** start **

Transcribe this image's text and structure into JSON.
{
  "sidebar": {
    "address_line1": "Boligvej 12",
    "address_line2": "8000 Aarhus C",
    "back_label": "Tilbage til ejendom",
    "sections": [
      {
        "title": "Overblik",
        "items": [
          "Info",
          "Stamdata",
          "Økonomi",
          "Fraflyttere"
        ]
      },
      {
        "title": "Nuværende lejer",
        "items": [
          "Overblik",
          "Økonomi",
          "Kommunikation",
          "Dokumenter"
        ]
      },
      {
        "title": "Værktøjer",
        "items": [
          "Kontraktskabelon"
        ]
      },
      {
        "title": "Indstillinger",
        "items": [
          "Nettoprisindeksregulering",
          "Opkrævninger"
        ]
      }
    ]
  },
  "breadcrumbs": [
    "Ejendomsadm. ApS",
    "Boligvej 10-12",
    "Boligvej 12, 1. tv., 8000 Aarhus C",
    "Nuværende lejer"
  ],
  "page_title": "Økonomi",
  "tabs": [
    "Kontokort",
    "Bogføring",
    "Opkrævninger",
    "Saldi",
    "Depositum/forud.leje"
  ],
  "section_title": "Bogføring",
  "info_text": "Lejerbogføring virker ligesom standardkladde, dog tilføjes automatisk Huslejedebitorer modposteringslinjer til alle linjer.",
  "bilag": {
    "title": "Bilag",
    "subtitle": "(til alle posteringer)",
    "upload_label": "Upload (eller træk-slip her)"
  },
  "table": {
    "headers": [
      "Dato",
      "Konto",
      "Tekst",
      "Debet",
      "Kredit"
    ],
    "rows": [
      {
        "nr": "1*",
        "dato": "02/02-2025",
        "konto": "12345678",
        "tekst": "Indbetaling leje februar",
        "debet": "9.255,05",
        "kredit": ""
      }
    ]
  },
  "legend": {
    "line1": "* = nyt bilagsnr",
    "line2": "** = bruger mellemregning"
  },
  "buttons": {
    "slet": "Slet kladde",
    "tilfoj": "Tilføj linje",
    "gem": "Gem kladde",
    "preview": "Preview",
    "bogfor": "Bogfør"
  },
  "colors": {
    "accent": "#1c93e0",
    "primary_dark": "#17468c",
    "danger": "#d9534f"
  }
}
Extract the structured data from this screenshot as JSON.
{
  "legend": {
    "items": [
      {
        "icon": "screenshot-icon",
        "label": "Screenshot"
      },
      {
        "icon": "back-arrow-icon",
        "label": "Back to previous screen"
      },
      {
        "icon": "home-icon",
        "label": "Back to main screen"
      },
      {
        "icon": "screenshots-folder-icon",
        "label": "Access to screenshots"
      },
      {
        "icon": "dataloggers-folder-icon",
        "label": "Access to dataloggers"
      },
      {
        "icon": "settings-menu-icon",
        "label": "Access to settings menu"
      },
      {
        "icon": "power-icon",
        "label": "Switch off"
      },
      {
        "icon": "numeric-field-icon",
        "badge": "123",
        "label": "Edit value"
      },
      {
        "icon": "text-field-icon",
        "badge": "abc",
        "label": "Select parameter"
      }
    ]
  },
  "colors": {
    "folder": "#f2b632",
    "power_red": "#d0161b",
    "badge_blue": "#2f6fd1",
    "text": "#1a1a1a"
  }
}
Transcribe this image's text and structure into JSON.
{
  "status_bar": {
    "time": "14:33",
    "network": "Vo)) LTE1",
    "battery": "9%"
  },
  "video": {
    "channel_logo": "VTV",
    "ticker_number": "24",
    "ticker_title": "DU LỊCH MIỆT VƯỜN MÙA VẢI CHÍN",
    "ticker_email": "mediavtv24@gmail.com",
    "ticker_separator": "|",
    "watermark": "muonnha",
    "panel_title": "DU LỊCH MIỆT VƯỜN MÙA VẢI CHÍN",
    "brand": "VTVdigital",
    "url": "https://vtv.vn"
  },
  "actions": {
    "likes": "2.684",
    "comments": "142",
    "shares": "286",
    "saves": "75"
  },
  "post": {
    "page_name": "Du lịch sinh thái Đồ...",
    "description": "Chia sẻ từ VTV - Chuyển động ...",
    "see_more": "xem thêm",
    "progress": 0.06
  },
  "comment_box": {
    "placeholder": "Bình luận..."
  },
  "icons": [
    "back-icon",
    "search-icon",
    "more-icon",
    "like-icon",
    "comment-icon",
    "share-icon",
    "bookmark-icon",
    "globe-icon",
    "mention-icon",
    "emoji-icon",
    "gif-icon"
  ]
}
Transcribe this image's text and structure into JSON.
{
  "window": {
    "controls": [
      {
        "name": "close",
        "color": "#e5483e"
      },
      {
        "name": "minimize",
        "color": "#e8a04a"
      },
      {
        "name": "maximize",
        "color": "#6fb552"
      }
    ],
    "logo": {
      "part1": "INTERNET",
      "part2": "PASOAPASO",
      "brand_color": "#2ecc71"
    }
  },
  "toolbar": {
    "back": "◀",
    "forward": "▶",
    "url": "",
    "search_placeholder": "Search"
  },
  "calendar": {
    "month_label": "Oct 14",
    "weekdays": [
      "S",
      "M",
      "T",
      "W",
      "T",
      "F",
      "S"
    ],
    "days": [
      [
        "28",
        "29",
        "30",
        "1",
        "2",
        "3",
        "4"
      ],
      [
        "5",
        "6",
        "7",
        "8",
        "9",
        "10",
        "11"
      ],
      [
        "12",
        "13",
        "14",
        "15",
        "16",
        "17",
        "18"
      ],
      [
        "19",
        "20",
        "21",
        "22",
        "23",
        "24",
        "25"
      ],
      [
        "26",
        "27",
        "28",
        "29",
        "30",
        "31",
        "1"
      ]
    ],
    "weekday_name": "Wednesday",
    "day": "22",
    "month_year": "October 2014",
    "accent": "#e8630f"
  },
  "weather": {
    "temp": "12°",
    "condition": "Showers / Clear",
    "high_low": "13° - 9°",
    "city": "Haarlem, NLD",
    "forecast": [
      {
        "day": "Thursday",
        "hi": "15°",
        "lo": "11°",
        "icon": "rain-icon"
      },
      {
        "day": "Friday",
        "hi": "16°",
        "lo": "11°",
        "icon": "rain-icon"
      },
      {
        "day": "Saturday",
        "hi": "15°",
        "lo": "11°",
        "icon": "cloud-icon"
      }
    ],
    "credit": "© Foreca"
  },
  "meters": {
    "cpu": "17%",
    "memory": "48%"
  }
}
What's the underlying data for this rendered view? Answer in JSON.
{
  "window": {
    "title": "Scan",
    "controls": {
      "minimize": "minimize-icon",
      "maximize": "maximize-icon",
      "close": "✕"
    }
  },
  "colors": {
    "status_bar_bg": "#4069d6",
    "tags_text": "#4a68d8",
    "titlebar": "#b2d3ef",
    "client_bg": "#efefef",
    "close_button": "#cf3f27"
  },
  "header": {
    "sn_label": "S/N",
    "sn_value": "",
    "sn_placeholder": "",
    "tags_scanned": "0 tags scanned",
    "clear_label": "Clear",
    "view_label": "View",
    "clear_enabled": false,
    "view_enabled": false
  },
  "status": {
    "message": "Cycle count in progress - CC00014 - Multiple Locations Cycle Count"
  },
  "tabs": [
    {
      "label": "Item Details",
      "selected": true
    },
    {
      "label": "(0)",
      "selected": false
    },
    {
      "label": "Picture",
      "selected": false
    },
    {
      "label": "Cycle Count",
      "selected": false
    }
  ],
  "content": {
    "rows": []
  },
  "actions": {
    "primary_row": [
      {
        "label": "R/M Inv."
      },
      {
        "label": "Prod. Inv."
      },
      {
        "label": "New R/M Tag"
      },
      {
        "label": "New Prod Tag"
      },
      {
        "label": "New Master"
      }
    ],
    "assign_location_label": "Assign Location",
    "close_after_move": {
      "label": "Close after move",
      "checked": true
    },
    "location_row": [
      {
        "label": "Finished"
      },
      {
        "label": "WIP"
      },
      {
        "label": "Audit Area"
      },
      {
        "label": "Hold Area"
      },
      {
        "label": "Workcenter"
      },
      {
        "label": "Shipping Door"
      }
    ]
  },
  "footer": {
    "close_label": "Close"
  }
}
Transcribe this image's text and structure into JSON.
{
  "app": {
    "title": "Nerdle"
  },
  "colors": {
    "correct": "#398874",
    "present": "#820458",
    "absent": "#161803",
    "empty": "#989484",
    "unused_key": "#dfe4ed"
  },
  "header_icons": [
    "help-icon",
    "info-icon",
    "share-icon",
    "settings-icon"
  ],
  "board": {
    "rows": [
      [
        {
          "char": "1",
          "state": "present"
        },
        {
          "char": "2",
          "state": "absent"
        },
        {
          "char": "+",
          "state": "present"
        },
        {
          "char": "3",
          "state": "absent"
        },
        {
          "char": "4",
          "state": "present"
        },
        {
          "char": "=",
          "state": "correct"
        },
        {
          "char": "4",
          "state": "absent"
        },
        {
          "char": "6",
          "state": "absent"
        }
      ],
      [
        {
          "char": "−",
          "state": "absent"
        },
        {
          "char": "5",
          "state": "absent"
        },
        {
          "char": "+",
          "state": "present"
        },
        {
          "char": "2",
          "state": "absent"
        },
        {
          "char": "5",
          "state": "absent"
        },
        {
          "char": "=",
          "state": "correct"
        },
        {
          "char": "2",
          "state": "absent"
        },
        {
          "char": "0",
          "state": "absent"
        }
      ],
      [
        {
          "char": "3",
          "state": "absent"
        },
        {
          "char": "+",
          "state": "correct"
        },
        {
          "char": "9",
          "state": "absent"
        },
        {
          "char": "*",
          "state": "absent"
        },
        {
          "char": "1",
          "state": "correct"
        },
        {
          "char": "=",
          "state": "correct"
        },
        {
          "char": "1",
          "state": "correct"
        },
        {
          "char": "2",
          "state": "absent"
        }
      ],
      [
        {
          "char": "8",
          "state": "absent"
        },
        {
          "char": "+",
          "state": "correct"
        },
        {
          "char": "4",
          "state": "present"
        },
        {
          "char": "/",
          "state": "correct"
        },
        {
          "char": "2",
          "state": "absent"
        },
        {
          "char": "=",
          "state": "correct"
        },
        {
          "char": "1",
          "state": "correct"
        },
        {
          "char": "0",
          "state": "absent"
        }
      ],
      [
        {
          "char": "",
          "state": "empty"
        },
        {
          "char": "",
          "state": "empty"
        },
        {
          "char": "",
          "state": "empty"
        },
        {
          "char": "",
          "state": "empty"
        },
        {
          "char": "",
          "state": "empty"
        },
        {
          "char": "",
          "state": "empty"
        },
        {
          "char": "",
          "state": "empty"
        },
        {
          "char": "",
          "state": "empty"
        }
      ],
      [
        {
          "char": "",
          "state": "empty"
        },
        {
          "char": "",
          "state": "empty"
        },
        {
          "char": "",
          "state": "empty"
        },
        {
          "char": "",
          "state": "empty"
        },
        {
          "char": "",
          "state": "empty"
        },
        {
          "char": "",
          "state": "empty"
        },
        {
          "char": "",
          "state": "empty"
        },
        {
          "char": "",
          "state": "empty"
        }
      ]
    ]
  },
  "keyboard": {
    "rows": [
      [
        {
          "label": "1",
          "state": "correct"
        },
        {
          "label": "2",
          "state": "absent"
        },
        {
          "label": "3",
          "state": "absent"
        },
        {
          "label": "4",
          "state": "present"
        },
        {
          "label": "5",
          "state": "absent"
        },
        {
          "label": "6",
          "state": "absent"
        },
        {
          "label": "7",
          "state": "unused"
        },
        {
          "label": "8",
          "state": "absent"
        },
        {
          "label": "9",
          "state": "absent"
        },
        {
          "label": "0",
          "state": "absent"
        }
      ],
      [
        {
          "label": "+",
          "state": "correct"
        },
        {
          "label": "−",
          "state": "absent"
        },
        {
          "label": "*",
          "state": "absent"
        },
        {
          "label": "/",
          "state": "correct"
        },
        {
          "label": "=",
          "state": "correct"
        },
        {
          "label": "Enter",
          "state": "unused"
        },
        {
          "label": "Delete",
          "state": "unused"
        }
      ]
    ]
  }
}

** end **

§ **Task objective**
Only lines holding the string "screenshots" are wanted; gather each one from the entries above.

§ **Response**
        "icon": "screenshots-folder-icon",
        "label": "Access to screenshots"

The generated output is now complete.